TASK INSTRUCTIONS :: Exactly as they appear, output all of the records. Skip any images.

Dataset entries
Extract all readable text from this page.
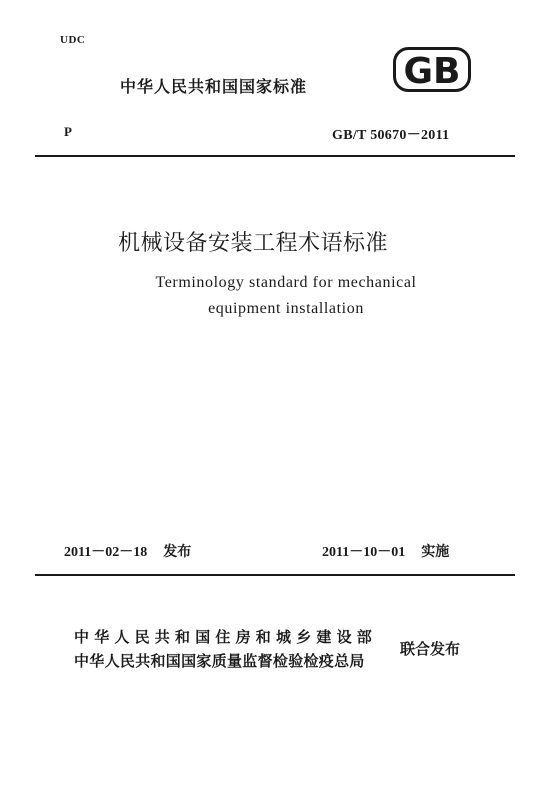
UDC
中华人民共和国国家标准	GB
P	GB/T 50670－2011
机械设备安装工程术语标准
Terminology standard for mechanical
equipment installation
2011－02－18 发布	2011－10－01 实施
中华人民共和国住房和城乡建设部
中华人民共和国国家质量监督检验检疫总局
联合发布
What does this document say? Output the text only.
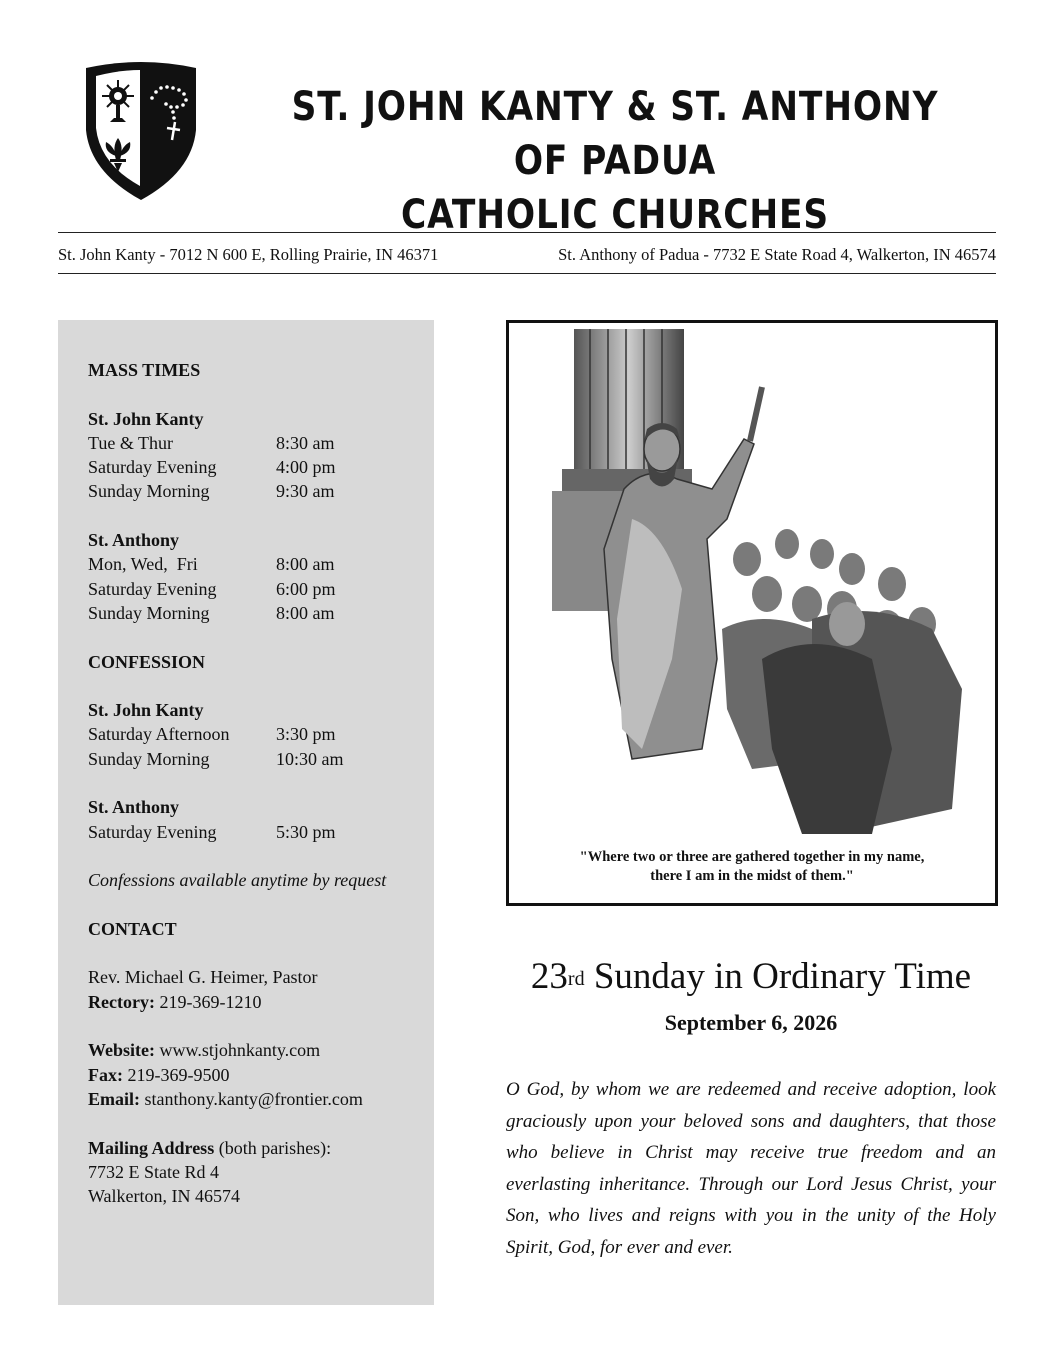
ST. JOHN KANTY & ST. ANTHONY OF PADUA
CATHOLIC CHURCHES
St. John Kanty - 7012 N 600 E, Rolling Prairie, IN 46371	St. Anthony of Padua - 7732 E State Road 4, Walkerton, IN 46574
MASS TIMES
St. John Kanty
Tue & Thur	8:30 am
Saturday Evening	4:00 pm
Sunday Morning	9:30 am
St. Anthony
Mon, Wed,  Fri	8:00 am
Saturday Evening	6:00 pm
Sunday Morning	8:00 am
CONFESSION
St. John Kanty
Saturday Afternoon	3:30 pm
Sunday Morning	10:30 am
St. Anthony
Saturday Evening	5:30 pm
Confessions available anytime by request
CONTACT
Rev. Michael G. Heimer, Pastor
Rectory: 219-369-1210
Website: www.stjohnkanty.com
Fax: 219-369-9500
Email: stanthony.kanty@frontier.com
Mailing Address (both parishes):
7732 E State Rd 4
Walkerton, IN 46574
"Where two or three are gathered together in my name,
there I am in the midst of them."
23rd Sunday in Ordinary Time
September 6, 2026
O God, by whom we are redeemed and receive adoption, look graciously upon your beloved sons and daughters, that those who believe in Christ may receive true freedom and an everlasting inheritance. Through our Lord Jesus Christ, your Son, who lives and reigns with you in the unity of the Holy Spirit, God, for ever and ever.
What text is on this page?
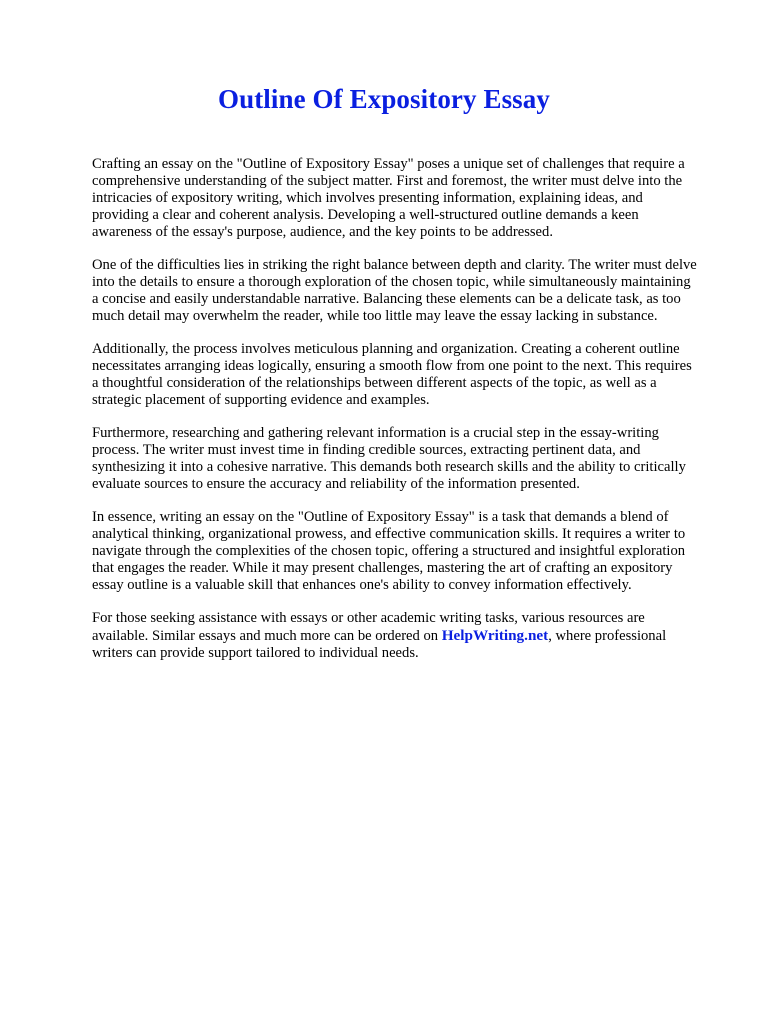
Outline Of Expository Essay

Crafting an essay on the "Outline of Expository Essay" poses a unique set of challenges that require a comprehensive understanding of the subject matter. First and foremost, the writer must delve into the intricacies of expository writing, which involves presenting information, explaining ideas, and providing a clear and coherent analysis. Developing a well-structured outline demands a keen awareness of the essay's purpose, audience, and the key points to be addressed.

One of the difficulties lies in striking the right balance between depth and clarity. The writer must delve into the details to ensure a thorough exploration of the chosen topic, while simultaneously maintaining a concise and easily understandable narrative. Balancing these elements can be a delicate task, as too much detail may overwhelm the reader, while too little may leave the essay lacking in substance.

Additionally, the process involves meticulous planning and organization. Creating a coherent outline necessitates arranging ideas logically, ensuring a smooth flow from one point to the next. This requires a thoughtful consideration of the relationships between different aspects of the topic, as well as a strategic placement of supporting evidence and examples.

Furthermore, researching and gathering relevant information is a crucial step in the essay-writing process. The writer must invest time in finding credible sources, extracting pertinent data, and synthesizing it into a cohesive narrative. This demands both research skills and the ability to critically evaluate sources to ensure the accuracy and reliability of the information presented.

In essence, writing an essay on the "Outline of Expository Essay" is a task that demands a blend of analytical thinking, organizational prowess, and effective communication skills. It requires a writer to navigate through the complexities of the chosen topic, offering a structured and insightful exploration that engages the reader. While it may present challenges, mastering the art of crafting an expository essay outline is a valuable skill that enhances one's ability to convey information effectively.

For those seeking assistance with essays or other academic writing tasks, various resources are available. Similar essays and much more can be ordered on HelpWriting.net, where professional writers can provide support tailored to individual needs.
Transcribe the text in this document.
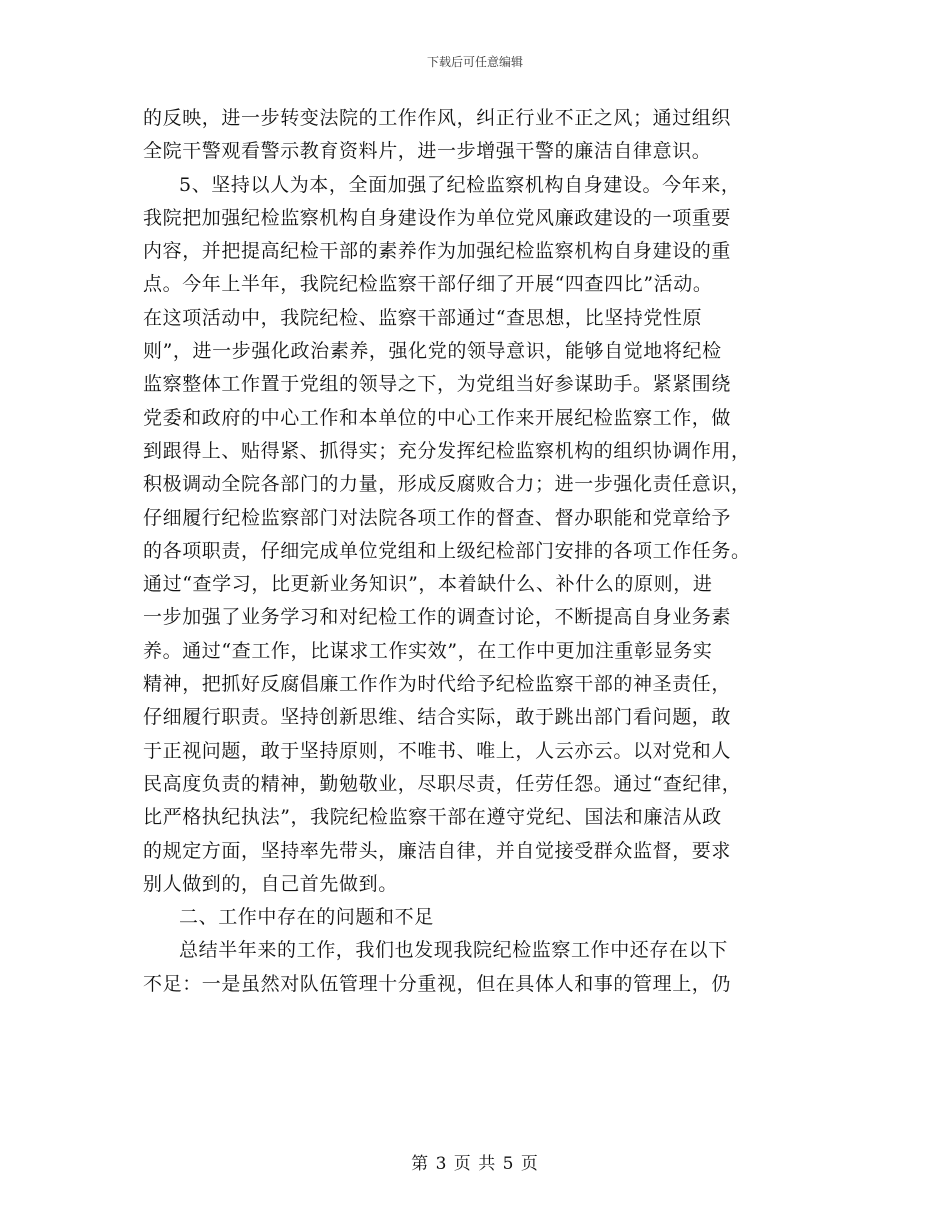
下载后可任意编辑
的反映，进一步转变法院的工作作风，纠正行业不正之风；通过组织
全院干警观看警示教育资料片，进一步增强干警的廉洁自律意识。
5、坚持以人为本，全面加强了纪检监察机构自身建设。今年来，
我院把加强纪检监察机构自身建设作为单位党风廉政建设的一项重要
内容，并把提高纪检干部的素养作为加强纪检监察机构自身建设的重
点。今年上半年，我院纪检监察干部仔细了开展“四查四比”活动。
在这项活动中，我院纪检、监察干部通过“查思想，比坚持党性原
则”，进一步强化政治素养，强化党的领导意识，能够自觉地将纪检
监察整体工作置于党组的领导之下，为党组当好参谋助手。紧紧围绕
党委和政府的中心工作和本单位的中心工作来开展纪检监察工作，做
到跟得上、贴得紧、抓得实；充分发挥纪检监察机构的组织协调作用，
积极调动全院各部门的力量，形成反腐败合力；进一步强化责任意识，
仔细履行纪检监察部门对法院各项工作的督查、督办职能和党章给予
的各项职责，仔细完成单位党组和上级纪检部门安排的各项工作任务。
通过“查学习，比更新业务知识”，本着缺什么、补什么的原则，进
一步加强了业务学习和对纪检工作的调查讨论，不断提高自身业务素
养。通过“查工作，比谋求工作实效”，在工作中更加注重彰显务实
精神，把抓好反腐倡廉工作作为时代给予纪检监察干部的神圣责任，
仔细履行职责。坚持创新思维、结合实际，敢于跳出部门看问题，敢
于正视问题，敢于坚持原则，不唯书、唯上，人云亦云。以对党和人
民高度负责的精神，勤勉敬业，尽职尽责，任劳任怨。通过“查纪律，
比严格执纪执法”，我院纪检监察干部在遵守党纪、国法和廉洁从政
的规定方面，坚持率先带头，廉洁自律，并自觉接受群众监督，要求
别人做到的，自己首先做到。
二、工作中存在的问题和不足
总结半年来的工作，我们也发现我院纪检监察工作中还存在以下
不足：一是虽然对队伍管理十分重视，但在具体人和事的管理上，仍
第 3 页 共 5 页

EXPECTED OUTPUT ::
Extract all readable text from this page.
UDC
中华人民共和国国家标准	GB
P	GB/T 50670－2011
机械设备安装工程术语标准
Terminology standard for mechanical
equipment installation
2011－02－18 发布	2011－10－01 实施
中华人民共和国住房和城乡建设部
中华人民共和国国家质量监督检验检疫总局
联合发布
What does this document say? Output the text only.
ST. JOHN KANTY & ST. ANTHONY OF PADUA
CATHOLIC CHURCHES
St. John Kanty - 7012 N 600 E, Rolling Prairie, IN 46371	St. Anthony of Padua - 7732 E State Road 4, Walkerton, IN 46574
MASS TIMES
St. John Kanty
Tue & Thur	8:30 am
Saturday Evening	4:00 pm
Sunday Morning	9:30 am
St. Anthony
Mon, Wed,  Fri	8:00 am
Saturday Evening	6:00 pm
Sunday Morning	8:00 am
CONFESSION
St. John Kanty
Saturday Afternoon	3:30 pm
Sunday Morning	10:30 am
St. Anthony
Saturday Evening	5:30 pm
Confessions available anytime by request
CONTACT
Rev. Michael G. Heimer, Pastor
Rectory: 219-369-1210
Website: www.stjohnkanty.com
Fax: 219-369-9500
Email: stanthony.kanty@frontier.com
Mailing Address (both parishes):
7732 E State Rd 4
Walkerton, IN 46574
"Where two or three are gathered together in my name,
there I am in the midst of them."
23rd Sunday in Ordinary Time
September 6, 2026
O God, by whom we are redeemed and receive adoption, look graciously upon your beloved sons and daughters, that those who believe in Christ may receive true freedom and an everlasting inheritance. Through our Lord Jesus Christ, your Son, who lives and reigns with you in the unity of the Holy Spirit, God, for ever and ever.
What text is on this page?
Outline Of Expository Essay

Crafting an essay on the "Outline of Expository Essay" poses a unique set of challenges that require a comprehensive understanding of the subject matter. First and foremost, the writer must delve into the intricacies of expository writing, which involves presenting information, explaining ideas, and providing a clear and coherent analysis. Developing a well-structured outline demands a keen awareness of the essay's purpose, audience, and the key points to be addressed.

One of the difficulties lies in striking the right balance between depth and clarity. The writer must delve into the details to ensure a thorough exploration of the chosen topic, while simultaneously maintaining a concise and easily understandable narrative. Balancing these elements can be a delicate task, as too much detail may overwhelm the reader, while too little may leave the essay lacking in substance.

Additionally, the process involves meticulous planning and organization. Creating a coherent outline necessitates arranging ideas logically, ensuring a smooth flow from one point to the next. This requires a thoughtful consideration of the relationships between different aspects of the topic, as well as a strategic placement of supporting evidence and examples.

Furthermore, researching and gathering relevant information is a crucial step in the essay-writing process. The writer must invest time in finding credible sources, extracting pertinent data, and synthesizing it into a cohesive narrative. This demands both research skills and the ability to critically evaluate sources to ensure the accuracy and reliability of the information presented.

In essence, writing an essay on the "Outline of Expository Essay" is a task that demands a blend of analytical thinking, organizational prowess, and effective communication skills. It requires a writer to navigate through the complexities of the chosen topic, offering a structured and insightful exploration that engages the reader. While it may present challenges, mastering the art of crafting an expository essay outline is a valuable skill that enhances one's ability to convey information effectively.

For those seeking assistance with essays or other academic writing tasks, various resources are available. Similar essays and much more can be ordered on HelpWriting.net, where professional writers can provide support tailored to individual needs.
Transcribe the text in this document.
下载后可任意编辑
的反映，进一步转变法院的工作作风，纠正行业不正之风；通过组织
全院干警观看警示教育资料片，进一步增强干警的廉洁自律意识。
5、坚持以人为本，全面加强了纪检监察机构自身建设。今年来，
我院把加强纪检监察机构自身建设作为单位党风廉政建设的一项重要
内容，并把提高纪检干部的素养作为加强纪检监察机构自身建设的重
点。今年上半年，我院纪检监察干部仔细了开展“四查四比”活动。
在这项活动中，我院纪检、监察干部通过“查思想，比坚持党性原
则”，进一步强化政治素养，强化党的领导意识，能够自觉地将纪检
监察整体工作置于党组的领导之下，为党组当好参谋助手。紧紧围绕
党委和政府的中心工作和本单位的中心工作来开展纪检监察工作，做
到跟得上、贴得紧、抓得实；充分发挥纪检监察机构的组织协调作用，
积极调动全院各部门的力量，形成反腐败合力；进一步强化责任意识，
仔细履行纪检监察部门对法院各项工作的督查、督办职能和党章给予
的各项职责，仔细完成单位党组和上级纪检部门安排的各项工作任务。
通过“查学习，比更新业务知识”，本着缺什么、补什么的原则，进
一步加强了业务学习和对纪检工作的调查讨论，不断提高自身业务素
养。通过“查工作，比谋求工作实效”，在工作中更加注重彰显务实
精神，把抓好反腐倡廉工作作为时代给予纪检监察干部的神圣责任，
仔细履行职责。坚持创新思维、结合实际，敢于跳出部门看问题，敢
于正视问题，敢于坚持原则，不唯书、唯上，人云亦云。以对党和人
民高度负责的精神，勤勉敬业，尽职尽责，任劳任怨。通过“查纪律，
比严格执纪执法”，我院纪检监察干部在遵守党纪、国法和廉洁从政
的规定方面，坚持率先带头，廉洁自律，并自觉接受群众监督，要求
别人做到的，自己首先做到。
二、工作中存在的问题和不足
总结半年来的工作，我们也发现我院纪检监察工作中还存在以下
不足：一是虽然对队伍管理十分重视，但在具体人和事的管理上，仍
第 3 页 共 5 页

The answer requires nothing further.